_SHORT PROBLEM:_
Your task is to print all of the material verbatim.

[Items from a dataset]
......

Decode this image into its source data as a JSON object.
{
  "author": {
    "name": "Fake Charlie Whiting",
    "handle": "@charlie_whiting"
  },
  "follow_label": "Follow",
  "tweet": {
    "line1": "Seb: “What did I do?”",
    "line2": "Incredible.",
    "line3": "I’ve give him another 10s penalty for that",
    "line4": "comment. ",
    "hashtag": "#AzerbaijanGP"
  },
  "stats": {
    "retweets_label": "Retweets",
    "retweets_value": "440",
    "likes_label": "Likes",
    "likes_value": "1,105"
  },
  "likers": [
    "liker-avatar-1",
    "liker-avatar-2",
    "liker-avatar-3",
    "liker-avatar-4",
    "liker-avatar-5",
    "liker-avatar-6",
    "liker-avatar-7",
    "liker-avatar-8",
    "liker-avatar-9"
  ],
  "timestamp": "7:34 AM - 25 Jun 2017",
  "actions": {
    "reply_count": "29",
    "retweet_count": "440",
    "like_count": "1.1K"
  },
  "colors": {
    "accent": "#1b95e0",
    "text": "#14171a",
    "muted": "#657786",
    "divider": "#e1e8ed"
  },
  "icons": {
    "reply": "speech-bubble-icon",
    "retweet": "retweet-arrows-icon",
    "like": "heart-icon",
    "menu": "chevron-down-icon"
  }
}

......

_CORRECT RESPONSE:_
Decode this image into its source data as a JSON object.
{
  "author": {
    "name": "Fake Charlie Whiting",
    "handle": "@charlie_whiting"
  },
  "follow_label": "Follow",
  "tweet": {
    "line1": "Seb: “What did I do?”",
    "line2": "Incredible.",
    "line3": "I’ve give him another 10s penalty for that",
    "line4": "comment. ",
    "hashtag": "#AzerbaijanGP"
  },
  "stats": {
    "retweets_label": "Retweets",
    "retweets_value": "440",
    "likes_label": "Likes",
    "likes_value": "1,105"
  },
  "likers": [
    "liker-avatar-1",
    "liker-avatar-2",
    "liker-avatar-3",
    "liker-avatar-4",
    "liker-avatar-5",
    "liker-avatar-6",
    "liker-avatar-7",
    "liker-avatar-8",
    "liker-avatar-9"
  ],
  "timestamp": "7:34 AM - 25 Jun 2017",
  "actions": {
    "reply_count": "29",
    "retweet_count": "440",
    "like_count": "1.1K"
  },
  "colors": {
    "accent": "#1b95e0",
    "text": "#14171a",
    "muted": "#657786",
    "divider": "#e1e8ed"
  },
  "icons": {
    "reply": "speech-bubble-icon",
    "retweet": "retweet-arrows-icon",
    "like": "heart-icon",
    "menu": "chevron-down-icon"
  }
}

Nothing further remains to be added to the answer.